* What you need to do *
Please give these records again with "Discussion Forums" swapped for "Message Boards" throughout, keeping everything else the same and leaving out the pictures.

════

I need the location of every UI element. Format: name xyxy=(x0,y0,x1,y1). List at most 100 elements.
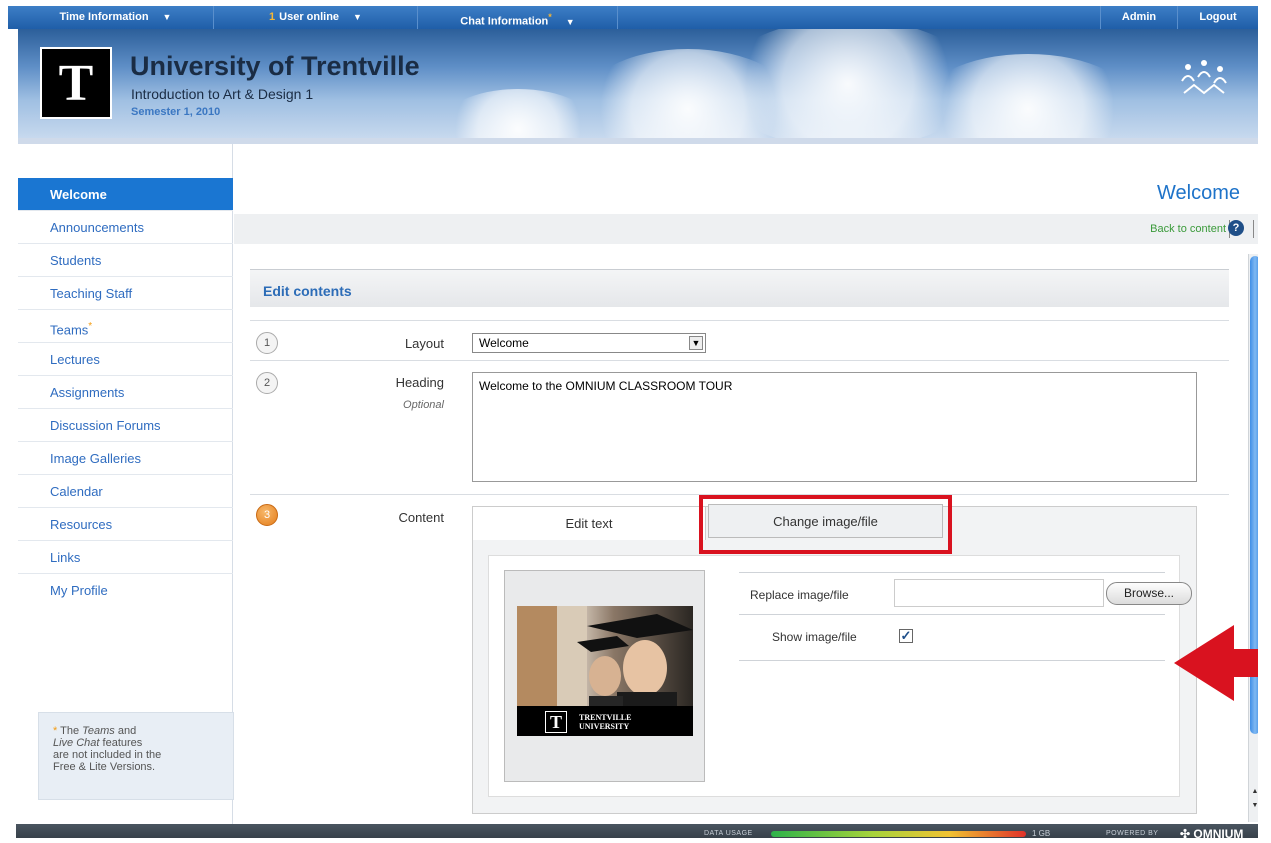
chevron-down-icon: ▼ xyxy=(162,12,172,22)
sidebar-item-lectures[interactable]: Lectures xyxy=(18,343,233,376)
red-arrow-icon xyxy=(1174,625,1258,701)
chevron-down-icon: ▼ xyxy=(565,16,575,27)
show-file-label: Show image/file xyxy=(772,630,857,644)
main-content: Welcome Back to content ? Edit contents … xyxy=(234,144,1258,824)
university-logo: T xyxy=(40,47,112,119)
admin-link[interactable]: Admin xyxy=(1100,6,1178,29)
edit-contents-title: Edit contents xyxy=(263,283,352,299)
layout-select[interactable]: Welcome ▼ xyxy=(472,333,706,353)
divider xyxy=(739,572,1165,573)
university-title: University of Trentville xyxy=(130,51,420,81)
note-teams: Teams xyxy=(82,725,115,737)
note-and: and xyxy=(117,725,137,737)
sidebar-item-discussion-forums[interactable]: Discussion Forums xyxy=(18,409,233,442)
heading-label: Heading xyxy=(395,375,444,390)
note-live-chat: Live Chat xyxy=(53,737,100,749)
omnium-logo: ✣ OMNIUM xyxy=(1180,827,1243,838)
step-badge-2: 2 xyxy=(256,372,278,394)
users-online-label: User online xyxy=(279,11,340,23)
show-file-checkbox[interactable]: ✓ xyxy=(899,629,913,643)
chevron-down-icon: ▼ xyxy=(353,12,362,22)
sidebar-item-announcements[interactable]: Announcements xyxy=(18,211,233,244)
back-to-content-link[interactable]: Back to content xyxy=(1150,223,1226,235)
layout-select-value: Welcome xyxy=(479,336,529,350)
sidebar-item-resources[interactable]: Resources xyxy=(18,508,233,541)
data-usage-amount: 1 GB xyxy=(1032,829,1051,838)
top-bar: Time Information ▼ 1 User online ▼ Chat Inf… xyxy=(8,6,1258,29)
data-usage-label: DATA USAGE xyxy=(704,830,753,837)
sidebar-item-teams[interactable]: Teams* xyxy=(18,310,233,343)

════

* Task output *
I need the location of every UI element. Format: name xyxy=(x0,y0,x1,y1). List at most 100 elements.
chevron-down-icon: ▼ xyxy=(162,12,172,22)
sidebar-item-lectures[interactable]: Lectures xyxy=(18,343,233,376)
red-arrow-icon xyxy=(1174,625,1258,701)
chevron-down-icon: ▼ xyxy=(565,16,575,27)
show-file-label: Show image/file xyxy=(772,630,857,644)
main-content: Welcome Back to content ? Edit contents … xyxy=(234,144,1258,824)
university-logo: T xyxy=(40,47,112,119)
admin-link[interactable]: Admin xyxy=(1100,6,1178,29)
edit-contents-title: Edit contents xyxy=(263,283,352,299)
layout-select[interactable]: Welcome ▼ xyxy=(472,333,706,353)
divider xyxy=(739,572,1165,573)
university-title: University of Trentville xyxy=(130,51,420,81)
note-teams: Teams xyxy=(82,725,115,737)
note-and: and xyxy=(117,725,137,737)
sidebar-item-discussion-forums[interactable]: Message Boards xyxy=(18,409,233,442)
heading-label: Heading xyxy=(395,375,444,390)
note-live-chat: Live Chat xyxy=(53,737,100,749)
omnium-logo: ✣ OMNIUM xyxy=(1180,827,1243,838)
step-badge-2: 2 xyxy=(256,372,278,394)
users-online-label: User online xyxy=(279,11,340,23)
show-file-checkbox[interactable]: ✓ xyxy=(899,629,913,643)
chevron-down-icon: ▼ xyxy=(353,12,362,22)
sidebar-item-announcements[interactable]: Announcements xyxy=(18,211,233,244)
back-to-content-link[interactable]: Back to content xyxy=(1150,223,1226,235)
layout-select-value: Welcome xyxy=(479,336,529,350)
sidebar-item-resources[interactable]: Resources xyxy=(18,508,233,541)
data-usage-amount: 1 GB xyxy=(1032,829,1051,838)
top-bar: Time Information ▼ 1 User online ▼ Chat Inf… xyxy=(8,6,1258,29)
data-usage-label: DATA USAGE xyxy=(704,830,753,837)
sidebar-item-teams[interactable]: Teams* xyxy=(18,310,233,343)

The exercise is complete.